TASK REQUIREMENTS – Wherever the string "Cleveland" appears, copy the whole line.

RECORDS FOR THE TASK –
-- begin --
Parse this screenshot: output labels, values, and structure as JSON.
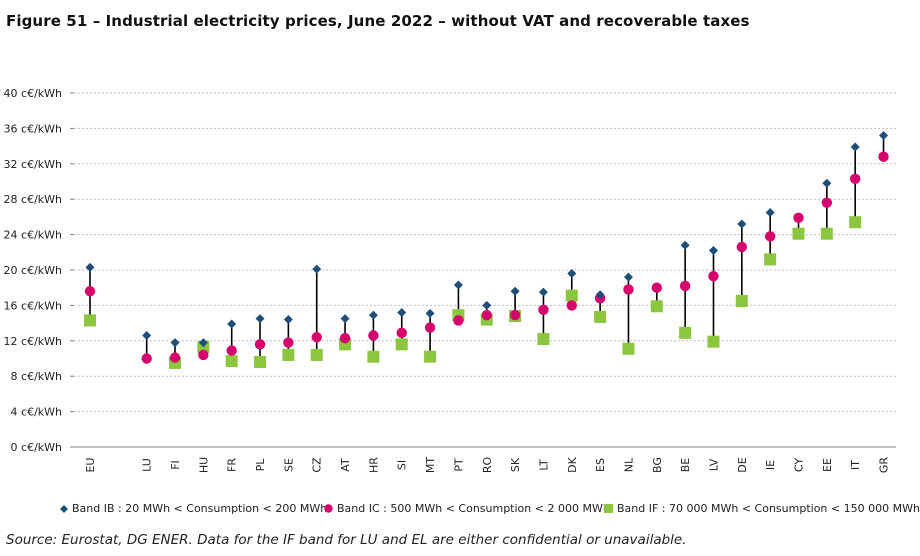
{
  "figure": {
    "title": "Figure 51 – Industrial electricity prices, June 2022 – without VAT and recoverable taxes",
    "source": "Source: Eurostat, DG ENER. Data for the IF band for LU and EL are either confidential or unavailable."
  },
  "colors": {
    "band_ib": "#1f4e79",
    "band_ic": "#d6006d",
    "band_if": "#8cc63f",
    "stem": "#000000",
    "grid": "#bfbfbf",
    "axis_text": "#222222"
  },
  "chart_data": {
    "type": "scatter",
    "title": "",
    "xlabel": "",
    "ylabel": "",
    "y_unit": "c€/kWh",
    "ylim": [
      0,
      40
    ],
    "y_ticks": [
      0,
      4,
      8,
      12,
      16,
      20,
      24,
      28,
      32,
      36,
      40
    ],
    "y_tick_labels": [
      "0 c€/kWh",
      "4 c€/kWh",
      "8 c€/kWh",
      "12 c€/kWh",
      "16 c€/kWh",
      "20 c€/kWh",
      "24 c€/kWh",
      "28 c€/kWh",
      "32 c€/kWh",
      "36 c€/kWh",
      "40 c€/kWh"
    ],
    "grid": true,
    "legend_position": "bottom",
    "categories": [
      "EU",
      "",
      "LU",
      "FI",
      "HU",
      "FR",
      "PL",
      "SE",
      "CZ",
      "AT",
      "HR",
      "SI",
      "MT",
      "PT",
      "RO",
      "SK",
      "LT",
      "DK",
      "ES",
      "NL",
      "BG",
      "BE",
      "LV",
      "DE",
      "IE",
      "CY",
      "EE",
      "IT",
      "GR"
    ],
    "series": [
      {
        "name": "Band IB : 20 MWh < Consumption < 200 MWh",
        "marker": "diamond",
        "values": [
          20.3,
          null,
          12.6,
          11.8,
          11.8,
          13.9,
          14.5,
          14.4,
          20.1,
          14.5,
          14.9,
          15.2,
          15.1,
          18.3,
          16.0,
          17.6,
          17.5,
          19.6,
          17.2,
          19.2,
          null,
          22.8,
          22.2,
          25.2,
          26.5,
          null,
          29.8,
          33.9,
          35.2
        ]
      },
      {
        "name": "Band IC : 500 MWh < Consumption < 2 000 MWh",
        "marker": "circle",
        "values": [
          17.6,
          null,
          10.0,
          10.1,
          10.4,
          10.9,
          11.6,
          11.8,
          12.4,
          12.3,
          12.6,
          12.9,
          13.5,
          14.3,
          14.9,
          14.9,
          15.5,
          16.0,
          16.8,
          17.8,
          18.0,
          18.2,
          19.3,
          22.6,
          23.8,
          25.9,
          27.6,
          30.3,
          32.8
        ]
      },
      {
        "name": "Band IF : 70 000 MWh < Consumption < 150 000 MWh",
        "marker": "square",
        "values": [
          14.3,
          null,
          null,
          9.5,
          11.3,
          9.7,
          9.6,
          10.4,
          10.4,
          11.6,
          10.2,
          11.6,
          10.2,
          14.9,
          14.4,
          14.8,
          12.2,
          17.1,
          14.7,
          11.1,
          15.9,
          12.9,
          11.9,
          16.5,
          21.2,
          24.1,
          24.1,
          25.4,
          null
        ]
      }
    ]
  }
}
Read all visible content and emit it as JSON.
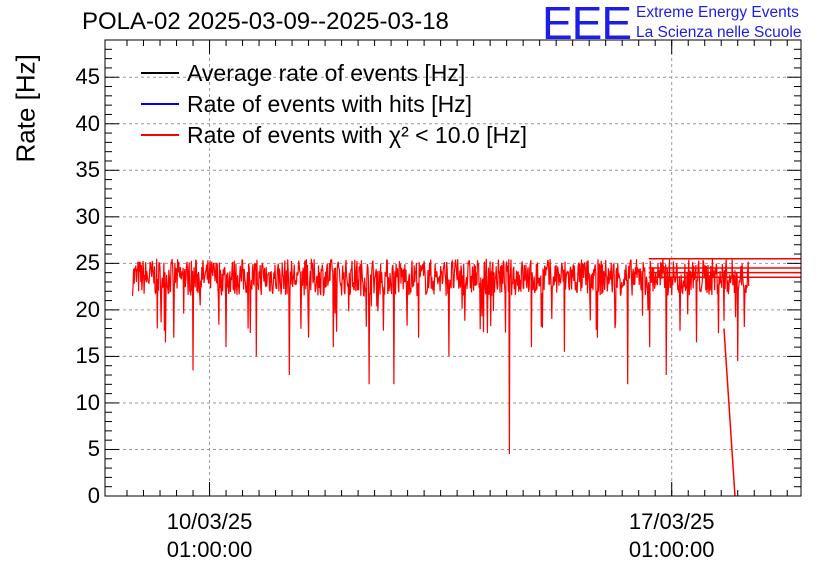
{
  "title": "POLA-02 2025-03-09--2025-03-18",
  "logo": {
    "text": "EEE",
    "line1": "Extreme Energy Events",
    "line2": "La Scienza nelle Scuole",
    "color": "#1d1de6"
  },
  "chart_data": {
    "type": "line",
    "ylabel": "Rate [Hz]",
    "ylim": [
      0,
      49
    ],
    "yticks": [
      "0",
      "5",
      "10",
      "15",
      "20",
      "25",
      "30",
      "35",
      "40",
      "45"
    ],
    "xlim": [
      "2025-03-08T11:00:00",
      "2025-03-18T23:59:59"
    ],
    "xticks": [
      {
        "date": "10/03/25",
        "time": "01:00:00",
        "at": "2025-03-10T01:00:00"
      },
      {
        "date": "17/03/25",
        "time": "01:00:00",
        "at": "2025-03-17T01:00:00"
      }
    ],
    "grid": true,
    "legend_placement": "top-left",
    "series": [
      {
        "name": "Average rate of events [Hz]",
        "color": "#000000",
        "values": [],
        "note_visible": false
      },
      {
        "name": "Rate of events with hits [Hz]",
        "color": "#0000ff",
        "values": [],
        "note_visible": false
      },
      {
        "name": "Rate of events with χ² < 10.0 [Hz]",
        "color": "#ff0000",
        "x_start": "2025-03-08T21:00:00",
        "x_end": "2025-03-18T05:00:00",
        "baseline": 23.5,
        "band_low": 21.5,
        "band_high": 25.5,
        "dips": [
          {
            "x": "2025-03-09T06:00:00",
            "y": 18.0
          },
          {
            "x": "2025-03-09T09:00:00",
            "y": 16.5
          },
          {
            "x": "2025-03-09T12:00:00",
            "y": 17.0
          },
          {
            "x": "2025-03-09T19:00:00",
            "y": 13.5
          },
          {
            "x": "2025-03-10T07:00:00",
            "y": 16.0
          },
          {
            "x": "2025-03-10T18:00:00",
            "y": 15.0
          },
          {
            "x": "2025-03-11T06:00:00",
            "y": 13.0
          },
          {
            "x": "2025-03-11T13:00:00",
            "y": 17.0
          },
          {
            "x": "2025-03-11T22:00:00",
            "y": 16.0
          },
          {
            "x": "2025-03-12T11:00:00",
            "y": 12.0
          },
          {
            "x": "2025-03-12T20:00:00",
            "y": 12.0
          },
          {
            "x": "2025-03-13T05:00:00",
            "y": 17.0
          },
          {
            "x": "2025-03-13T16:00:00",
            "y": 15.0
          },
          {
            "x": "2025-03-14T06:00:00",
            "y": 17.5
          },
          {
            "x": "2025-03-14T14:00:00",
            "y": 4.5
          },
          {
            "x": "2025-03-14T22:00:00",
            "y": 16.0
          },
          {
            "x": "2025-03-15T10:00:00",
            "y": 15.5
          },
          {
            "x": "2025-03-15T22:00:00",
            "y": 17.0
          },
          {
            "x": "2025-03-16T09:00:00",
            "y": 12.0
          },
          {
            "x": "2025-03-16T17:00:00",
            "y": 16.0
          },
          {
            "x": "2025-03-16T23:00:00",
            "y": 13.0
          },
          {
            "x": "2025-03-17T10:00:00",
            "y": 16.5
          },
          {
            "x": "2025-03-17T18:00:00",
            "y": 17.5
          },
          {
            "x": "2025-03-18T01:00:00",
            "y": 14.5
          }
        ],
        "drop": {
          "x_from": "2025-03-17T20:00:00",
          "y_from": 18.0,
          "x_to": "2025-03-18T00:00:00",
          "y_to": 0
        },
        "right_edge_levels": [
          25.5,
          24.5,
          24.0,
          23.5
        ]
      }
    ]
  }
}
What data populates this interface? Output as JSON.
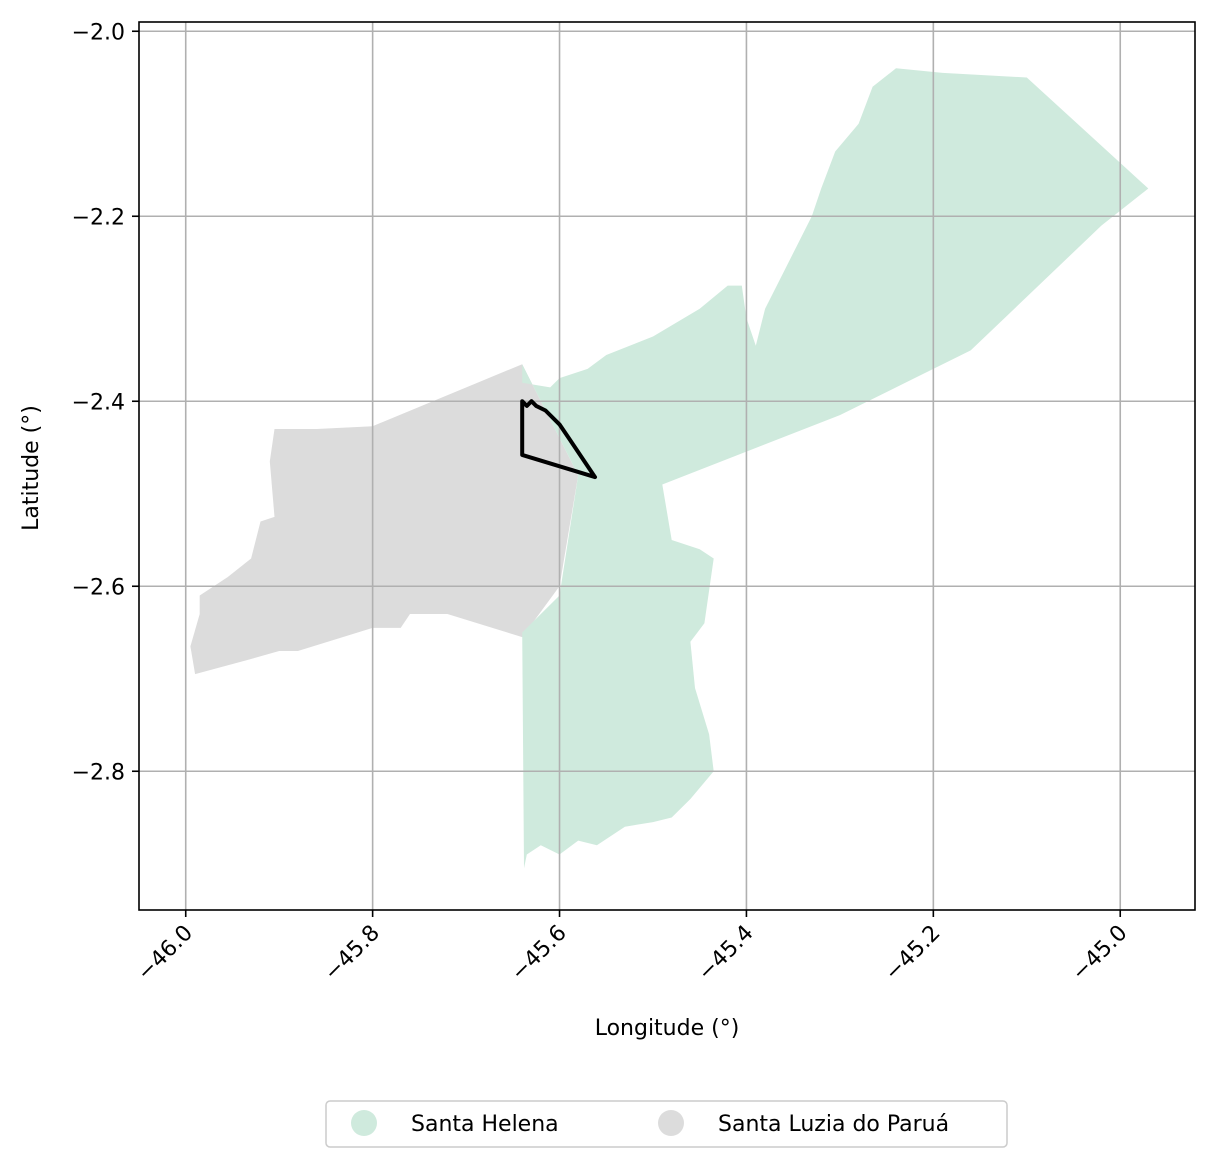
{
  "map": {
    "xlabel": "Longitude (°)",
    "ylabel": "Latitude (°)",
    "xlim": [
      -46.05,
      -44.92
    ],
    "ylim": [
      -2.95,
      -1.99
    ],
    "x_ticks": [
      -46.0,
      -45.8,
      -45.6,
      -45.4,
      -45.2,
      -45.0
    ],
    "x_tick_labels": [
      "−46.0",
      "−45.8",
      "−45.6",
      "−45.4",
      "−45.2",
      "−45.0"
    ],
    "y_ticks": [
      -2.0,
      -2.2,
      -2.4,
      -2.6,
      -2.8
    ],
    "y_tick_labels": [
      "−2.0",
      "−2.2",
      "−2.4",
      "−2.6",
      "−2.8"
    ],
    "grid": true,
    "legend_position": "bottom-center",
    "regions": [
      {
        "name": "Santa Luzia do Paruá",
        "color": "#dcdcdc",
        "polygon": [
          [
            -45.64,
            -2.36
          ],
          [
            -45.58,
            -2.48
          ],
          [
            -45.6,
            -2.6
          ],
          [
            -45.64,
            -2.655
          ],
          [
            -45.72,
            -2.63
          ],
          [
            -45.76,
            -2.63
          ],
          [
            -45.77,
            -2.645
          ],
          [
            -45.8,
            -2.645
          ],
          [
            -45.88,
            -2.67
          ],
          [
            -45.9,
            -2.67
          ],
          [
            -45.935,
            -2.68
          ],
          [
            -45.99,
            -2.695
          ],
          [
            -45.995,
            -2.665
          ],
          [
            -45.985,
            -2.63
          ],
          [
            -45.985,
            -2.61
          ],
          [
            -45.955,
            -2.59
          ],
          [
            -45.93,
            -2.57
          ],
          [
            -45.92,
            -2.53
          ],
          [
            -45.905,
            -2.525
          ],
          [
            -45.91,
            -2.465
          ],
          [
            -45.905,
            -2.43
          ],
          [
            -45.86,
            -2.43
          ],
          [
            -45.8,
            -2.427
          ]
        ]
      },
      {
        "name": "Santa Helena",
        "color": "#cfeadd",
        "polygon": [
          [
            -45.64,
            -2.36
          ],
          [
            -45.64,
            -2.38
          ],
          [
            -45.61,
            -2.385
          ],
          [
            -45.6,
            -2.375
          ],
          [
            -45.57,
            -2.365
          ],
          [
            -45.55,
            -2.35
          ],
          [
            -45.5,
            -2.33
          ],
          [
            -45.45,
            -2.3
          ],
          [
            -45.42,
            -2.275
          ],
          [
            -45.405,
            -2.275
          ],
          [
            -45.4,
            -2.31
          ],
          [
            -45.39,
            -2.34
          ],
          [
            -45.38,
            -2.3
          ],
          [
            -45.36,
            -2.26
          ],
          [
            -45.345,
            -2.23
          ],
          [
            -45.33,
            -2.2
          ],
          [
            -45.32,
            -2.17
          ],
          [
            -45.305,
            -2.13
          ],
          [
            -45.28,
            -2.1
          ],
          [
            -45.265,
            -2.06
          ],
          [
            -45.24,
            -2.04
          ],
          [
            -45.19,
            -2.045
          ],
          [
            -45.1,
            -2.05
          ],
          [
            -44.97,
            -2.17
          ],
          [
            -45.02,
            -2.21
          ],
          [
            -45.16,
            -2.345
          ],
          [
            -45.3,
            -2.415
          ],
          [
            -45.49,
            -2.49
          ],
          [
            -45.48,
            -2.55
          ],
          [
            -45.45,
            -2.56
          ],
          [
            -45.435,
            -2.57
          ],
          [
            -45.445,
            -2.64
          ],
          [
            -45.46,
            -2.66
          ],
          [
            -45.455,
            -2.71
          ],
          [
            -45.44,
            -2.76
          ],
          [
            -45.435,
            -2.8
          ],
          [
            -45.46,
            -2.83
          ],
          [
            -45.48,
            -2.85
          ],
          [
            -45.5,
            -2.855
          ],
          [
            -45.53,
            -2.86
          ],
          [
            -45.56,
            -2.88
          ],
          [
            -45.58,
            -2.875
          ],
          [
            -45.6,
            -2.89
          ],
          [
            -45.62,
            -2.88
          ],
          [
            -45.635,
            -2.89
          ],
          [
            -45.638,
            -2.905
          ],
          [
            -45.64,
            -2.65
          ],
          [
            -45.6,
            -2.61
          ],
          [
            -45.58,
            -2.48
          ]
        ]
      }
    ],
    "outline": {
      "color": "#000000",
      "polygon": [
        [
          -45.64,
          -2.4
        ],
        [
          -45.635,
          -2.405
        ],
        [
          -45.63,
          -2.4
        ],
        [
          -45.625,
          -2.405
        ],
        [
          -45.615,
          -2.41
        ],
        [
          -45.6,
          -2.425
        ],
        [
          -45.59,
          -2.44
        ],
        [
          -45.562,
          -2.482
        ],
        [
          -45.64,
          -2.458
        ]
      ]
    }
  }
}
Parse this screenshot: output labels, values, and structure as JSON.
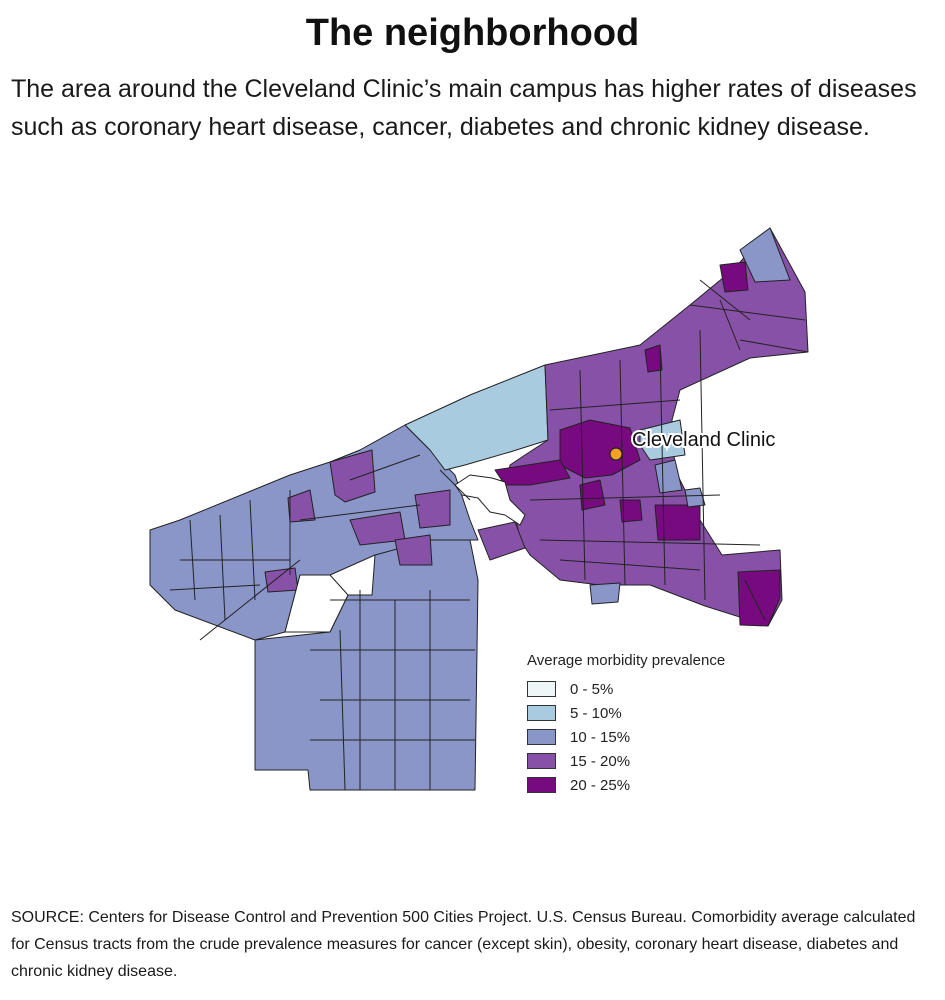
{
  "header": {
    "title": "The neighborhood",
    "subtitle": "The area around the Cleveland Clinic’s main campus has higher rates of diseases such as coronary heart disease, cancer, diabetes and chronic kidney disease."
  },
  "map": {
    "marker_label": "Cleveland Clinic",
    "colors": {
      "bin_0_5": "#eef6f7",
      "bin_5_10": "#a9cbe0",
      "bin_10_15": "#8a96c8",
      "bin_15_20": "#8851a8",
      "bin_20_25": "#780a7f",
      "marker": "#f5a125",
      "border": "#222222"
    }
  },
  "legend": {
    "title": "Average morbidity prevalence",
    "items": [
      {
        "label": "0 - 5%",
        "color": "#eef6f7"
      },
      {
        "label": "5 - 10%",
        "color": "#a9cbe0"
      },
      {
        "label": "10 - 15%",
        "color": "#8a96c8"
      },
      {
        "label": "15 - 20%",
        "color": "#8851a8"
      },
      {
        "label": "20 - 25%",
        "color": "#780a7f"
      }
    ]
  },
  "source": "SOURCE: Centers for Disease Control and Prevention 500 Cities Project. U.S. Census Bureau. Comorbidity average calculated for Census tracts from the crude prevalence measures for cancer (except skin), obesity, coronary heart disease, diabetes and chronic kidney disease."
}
-- end --
SOLUTION FOR THIS TASK –
    "subtitle": "The area around the Cleveland Clinic’s main campus has higher rates of diseases such as coronary heart disease, cancer, diabetes and chronic kidney disease."
    "marker_label": "Cleveland Clinic",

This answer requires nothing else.